**Objective:**
Please copy all the lines that follow, word for word.

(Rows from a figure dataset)
::::

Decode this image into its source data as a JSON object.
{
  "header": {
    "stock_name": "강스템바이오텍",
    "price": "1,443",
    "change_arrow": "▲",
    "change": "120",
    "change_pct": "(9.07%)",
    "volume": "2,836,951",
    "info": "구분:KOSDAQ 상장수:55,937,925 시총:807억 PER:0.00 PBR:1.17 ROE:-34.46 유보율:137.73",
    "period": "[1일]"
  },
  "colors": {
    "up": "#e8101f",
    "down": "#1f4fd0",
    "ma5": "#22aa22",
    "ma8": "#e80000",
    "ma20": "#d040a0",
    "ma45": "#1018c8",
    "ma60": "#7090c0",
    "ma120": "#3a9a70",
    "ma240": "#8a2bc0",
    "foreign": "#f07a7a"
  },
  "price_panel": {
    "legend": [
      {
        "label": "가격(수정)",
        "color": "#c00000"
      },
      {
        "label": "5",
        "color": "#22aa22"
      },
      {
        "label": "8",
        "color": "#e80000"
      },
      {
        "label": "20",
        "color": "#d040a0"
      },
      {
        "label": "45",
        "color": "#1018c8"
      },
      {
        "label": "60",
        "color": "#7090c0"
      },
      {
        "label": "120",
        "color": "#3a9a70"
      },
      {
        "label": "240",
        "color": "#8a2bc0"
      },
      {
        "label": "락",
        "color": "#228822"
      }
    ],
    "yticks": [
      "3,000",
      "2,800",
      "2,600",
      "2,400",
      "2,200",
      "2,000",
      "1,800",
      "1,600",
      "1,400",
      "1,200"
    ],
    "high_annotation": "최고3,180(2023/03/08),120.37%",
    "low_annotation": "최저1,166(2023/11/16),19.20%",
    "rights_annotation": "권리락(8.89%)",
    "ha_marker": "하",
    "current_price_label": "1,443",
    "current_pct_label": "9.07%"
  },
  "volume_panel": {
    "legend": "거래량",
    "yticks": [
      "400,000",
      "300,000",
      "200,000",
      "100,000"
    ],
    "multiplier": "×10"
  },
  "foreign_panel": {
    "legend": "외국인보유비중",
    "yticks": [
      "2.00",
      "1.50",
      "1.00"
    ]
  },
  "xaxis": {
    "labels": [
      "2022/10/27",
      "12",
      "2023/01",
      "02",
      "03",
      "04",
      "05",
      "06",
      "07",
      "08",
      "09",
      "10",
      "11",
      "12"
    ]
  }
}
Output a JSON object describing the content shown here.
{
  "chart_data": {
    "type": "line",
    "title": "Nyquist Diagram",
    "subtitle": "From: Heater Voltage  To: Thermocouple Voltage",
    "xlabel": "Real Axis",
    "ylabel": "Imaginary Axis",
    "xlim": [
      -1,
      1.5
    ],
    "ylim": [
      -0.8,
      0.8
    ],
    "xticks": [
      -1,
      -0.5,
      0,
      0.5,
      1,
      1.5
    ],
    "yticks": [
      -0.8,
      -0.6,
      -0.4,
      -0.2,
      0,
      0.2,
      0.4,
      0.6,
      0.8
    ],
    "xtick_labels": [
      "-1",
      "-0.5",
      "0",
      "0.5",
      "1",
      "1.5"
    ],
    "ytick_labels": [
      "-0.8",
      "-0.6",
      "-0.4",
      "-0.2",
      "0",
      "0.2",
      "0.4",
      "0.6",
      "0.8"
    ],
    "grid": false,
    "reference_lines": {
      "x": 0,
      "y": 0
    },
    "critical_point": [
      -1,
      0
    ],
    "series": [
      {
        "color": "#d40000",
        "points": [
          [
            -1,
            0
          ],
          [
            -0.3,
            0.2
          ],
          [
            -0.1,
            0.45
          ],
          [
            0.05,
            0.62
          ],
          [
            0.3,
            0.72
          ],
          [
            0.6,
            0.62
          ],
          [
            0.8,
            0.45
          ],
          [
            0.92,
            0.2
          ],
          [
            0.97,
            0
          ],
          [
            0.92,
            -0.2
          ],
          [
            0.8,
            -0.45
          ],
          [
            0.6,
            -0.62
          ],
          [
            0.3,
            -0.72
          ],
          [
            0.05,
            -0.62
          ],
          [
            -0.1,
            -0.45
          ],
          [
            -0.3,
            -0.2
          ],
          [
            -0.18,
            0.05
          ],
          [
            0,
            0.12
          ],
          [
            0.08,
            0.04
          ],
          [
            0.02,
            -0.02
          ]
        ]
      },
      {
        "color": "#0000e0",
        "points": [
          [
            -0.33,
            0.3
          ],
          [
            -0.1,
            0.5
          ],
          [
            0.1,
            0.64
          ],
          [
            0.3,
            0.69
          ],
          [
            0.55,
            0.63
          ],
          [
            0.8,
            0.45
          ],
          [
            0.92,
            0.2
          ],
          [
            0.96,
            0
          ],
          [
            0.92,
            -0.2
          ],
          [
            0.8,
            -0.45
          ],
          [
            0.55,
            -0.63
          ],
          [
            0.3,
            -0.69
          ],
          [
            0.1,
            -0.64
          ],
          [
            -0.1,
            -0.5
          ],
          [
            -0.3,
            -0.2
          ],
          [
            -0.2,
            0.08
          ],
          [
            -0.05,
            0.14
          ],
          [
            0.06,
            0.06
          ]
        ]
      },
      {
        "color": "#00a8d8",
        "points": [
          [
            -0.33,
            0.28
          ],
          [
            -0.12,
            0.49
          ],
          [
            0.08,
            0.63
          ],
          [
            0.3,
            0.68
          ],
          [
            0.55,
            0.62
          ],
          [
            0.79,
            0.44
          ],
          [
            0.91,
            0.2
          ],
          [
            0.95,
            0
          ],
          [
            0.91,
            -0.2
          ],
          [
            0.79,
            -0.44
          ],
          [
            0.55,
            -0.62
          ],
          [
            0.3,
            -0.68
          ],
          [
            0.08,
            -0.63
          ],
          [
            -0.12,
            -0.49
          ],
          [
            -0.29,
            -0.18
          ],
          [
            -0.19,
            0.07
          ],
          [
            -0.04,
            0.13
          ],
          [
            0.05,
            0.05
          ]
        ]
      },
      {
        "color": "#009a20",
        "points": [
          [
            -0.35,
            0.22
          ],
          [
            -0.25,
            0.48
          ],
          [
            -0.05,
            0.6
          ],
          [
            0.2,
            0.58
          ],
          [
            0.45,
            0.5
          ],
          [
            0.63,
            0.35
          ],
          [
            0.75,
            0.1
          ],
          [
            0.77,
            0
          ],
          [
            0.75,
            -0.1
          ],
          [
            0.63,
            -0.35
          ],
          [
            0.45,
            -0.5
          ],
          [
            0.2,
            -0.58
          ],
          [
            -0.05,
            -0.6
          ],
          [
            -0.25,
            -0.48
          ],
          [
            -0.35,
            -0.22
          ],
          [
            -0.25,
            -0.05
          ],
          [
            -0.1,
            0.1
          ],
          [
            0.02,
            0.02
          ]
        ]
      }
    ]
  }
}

::::

**Right answer:**
Decode this image into its source data as a JSON object.
{
  "header": {
    "stock_name": "강스템바이오텍",
    "price": "1,443",
    "change_arrow": "▲",
    "change": "120",
    "change_pct": "(9.07%)",
    "volume": "2,836,951",
    "info": "구분:KOSDAQ 상장수:55,937,925 시총:807억 PER:0.00 PBR:1.17 ROE:-34.46 유보율:137.73",
    "period": "[1일]"
  },
  "colors": {
    "up": "#e8101f",
    "down": "#1f4fd0",
    "ma5": "#22aa22",
    "ma8": "#e80000",
    "ma20": "#d040a0",
    "ma45": "#1018c8",
    "ma60": "#7090c0",
    "ma120": "#3a9a70",
    "ma240": "#8a2bc0",
    "foreign": "#f07a7a"
  },
  "price_panel": {
    "legend": [
      {
        "label": "가격(수정)",
        "color": "#c00000"
      },
      {
        "label": "5",
        "color": "#22aa22"
      },
      {
        "label": "8",
        "color": "#e80000"
      },
      {
        "label": "20",
        "color": "#d040a0"
      },
      {
        "label": "45",
        "color": "#1018c8"
      },
      {
        "label": "60",
        "color": "#7090c0"
      },
      {
        "label": "120",
        "color": "#3a9a70"
      },
      {
        "label": "240",
        "color": "#8a2bc0"
      },
      {
        "label": "락",
        "color": "#228822"
      }
    ],
    "yticks": [
      "3,000",
      "2,800",
      "2,600",
      "2,400",
      "2,200",
      "2,000",
      "1,800",
      "1,600",
      "1,400",
      "1,200"
    ],
    "high_annotation": "최고3,180(2023/03/08),120.37%",
    "low_annotation": "최저1,166(2023/11/16),19.20%",
    "rights_annotation": "권리락(8.89%)",
    "ha_marker": "하",
    "current_price_label": "1,443",
    "current_pct_label": "9.07%"
  },
  "volume_panel": {
    "legend": "거래량",
    "yticks": [
      "400,000",
      "300,000",
      "200,000",
      "100,000"
    ],
    "multiplier": "×10"
  },
  "foreign_panel": {
    "legend": "외국인보유비중",
    "yticks": [
      "2.00",
      "1.50",
      "1.00"
    ]
  },
  "xaxis": {
    "labels": [
      "2022/10/27",
      "12",
      "2023/01",
      "02",
      "03",
      "04",
      "05",
      "06",
      "07",
      "08",
      "09",
      "10",
      "11",
      "12"
    ]
  }
}
Output a JSON object describing the content shown here.
{
  "chart_data": {
    "type": "line",
    "title": "Nyquist Diagram",
    "subtitle": "From: Heater Voltage  To: Thermocouple Voltage",
    "xlabel": "Real Axis",
    "ylabel": "Imaginary Axis",
    "xlim": [
      -1,
      1.5
    ],
    "ylim": [
      -0.8,
      0.8
    ],
    "xticks": [
      -1,
      -0.5,
      0,
      0.5,
      1,
      1.5
    ],
    "yticks": [
      -0.8,
      -0.6,
      -0.4,
      -0.2,
      0,
      0.2,
      0.4,
      0.6,
      0.8
    ],
    "xtick_labels": [
      "-1",
      "-0.5",
      "0",
      "0.5",
      "1",
      "1.5"
    ],
    "ytick_labels": [
      "-0.8",
      "-0.6",
      "-0.4",
      "-0.2",
      "0",
      "0.2",
      "0.4",
      "0.6",
      "0.8"
    ],
    "grid": false,
    "reference_lines": {
      "x": 0,
      "y": 0
    },
    "critical_point": [
      -1,
      0
    ],
    "series": [
      {
        "color": "#d40000",
        "points": [
          [
            -1,
            0
          ],
          [
            -0.3,
            0.2
          ],
          [
            -0.1,
            0.45
          ],
          [
            0.05,
            0.62
          ],
          [
            0.3,
            0.72
          ],
          [
            0.6,
            0.62
          ],
          [
            0.8,
            0.45
          ],
          [
            0.92,
            0.2
          ],
          [
            0.97,
            0
          ],
          [
            0.92,
            -0.2
          ],
          [
            0.8,
            -0.45
          ],
          [
            0.6,
            -0.62
          ],
          [
            0.3,
            -0.72
          ],
          [
            0.05,
            -0.62
          ],
          [
            -0.1,
            -0.45
          ],
          [
            -0.3,
            -0.2
          ],
          [
            -0.18,
            0.05
          ],
          [
            0,
            0.12
          ],
          [
            0.08,
            0.04
          ],
          [
            0.02,
            -0.02
          ]
        ]
      },
      {
        "color": "#0000e0",
        "points": [
          [
            -0.33,
            0.3
          ],
          [
            -0.1,
            0.5
          ],
          [
            0.1,
            0.64
          ],
          [
            0.3,
            0.69
          ],
          [
            0.55,
            0.63
          ],
          [
            0.8,
            0.45
          ],
          [
            0.92,
            0.2
          ],
          [
            0.96,
            0
          ],
          [
            0.92,
            -0.2
          ],
          [
            0.8,
            -0.45
          ],
          [
            0.55,
            -0.63
          ],
          [
            0.3,
            -0.69
          ],
          [
            0.1,
            -0.64
          ],
          [
            -0.1,
            -0.5
          ],
          [
            -0.3,
            -0.2
          ],
          [
            -0.2,
            0.08
          ],
          [
            -0.05,
            0.14
          ],
          [
            0.06,
            0.06
          ]
        ]
      },
      {
        "color": "#00a8d8",
        "points": [
          [
            -0.33,
            0.28
          ],
          [
            -0.12,
            0.49
          ],
          [
            0.08,
            0.63
          ],
          [
            0.3,
            0.68
          ],
          [
            0.55,
            0.62
          ],
          [
            0.79,
            0.44
          ],
          [
            0.91,
            0.2
          ],
          [
            0.95,
            0
          ],
          [
            0.91,
            -0.2
          ],
          [
            0.79,
            -0.44
          ],
          [
            0.55,
            -0.62
          ],
          [
            0.3,
            -0.68
          ],
          [
            0.08,
            -0.63
          ],
          [
            -0.12,
            -0.49
          ],
          [
            -0.29,
            -0.18
          ],
          [
            -0.19,
            0.07
          ],
          [
            -0.04,
            0.13
          ],
          [
            0.05,
            0.05
          ]
        ]
      },
      {
        "color": "#009a20",
        "points": [
          [
            -0.35,
            0.22
          ],
          [
            -0.25,
            0.48
          ],
          [
            -0.05,
            0.6
          ],
          [
            0.2,
            0.58
          ],
          [
            0.45,
            0.5
          ],
          [
            0.63,
            0.35
          ],
          [
            0.75,
            0.1
          ],
          [
            0.77,
            0
          ],
          [
            0.75,
            -0.1
          ],
          [
            0.63,
            -0.35
          ],
          [
            0.45,
            -0.5
          ],
          [
            0.2,
            -0.58
          ],
          [
            -0.05,
            -0.6
          ],
          [
            -0.25,
            -0.48
          ],
          [
            -0.35,
            -0.22
          ],
          [
            -0.25,
            -0.05
          ],
          [
            -0.1,
            0.1
          ],
          [
            0.02,
            0.02
          ]
        ]
      }
    ]
  }
}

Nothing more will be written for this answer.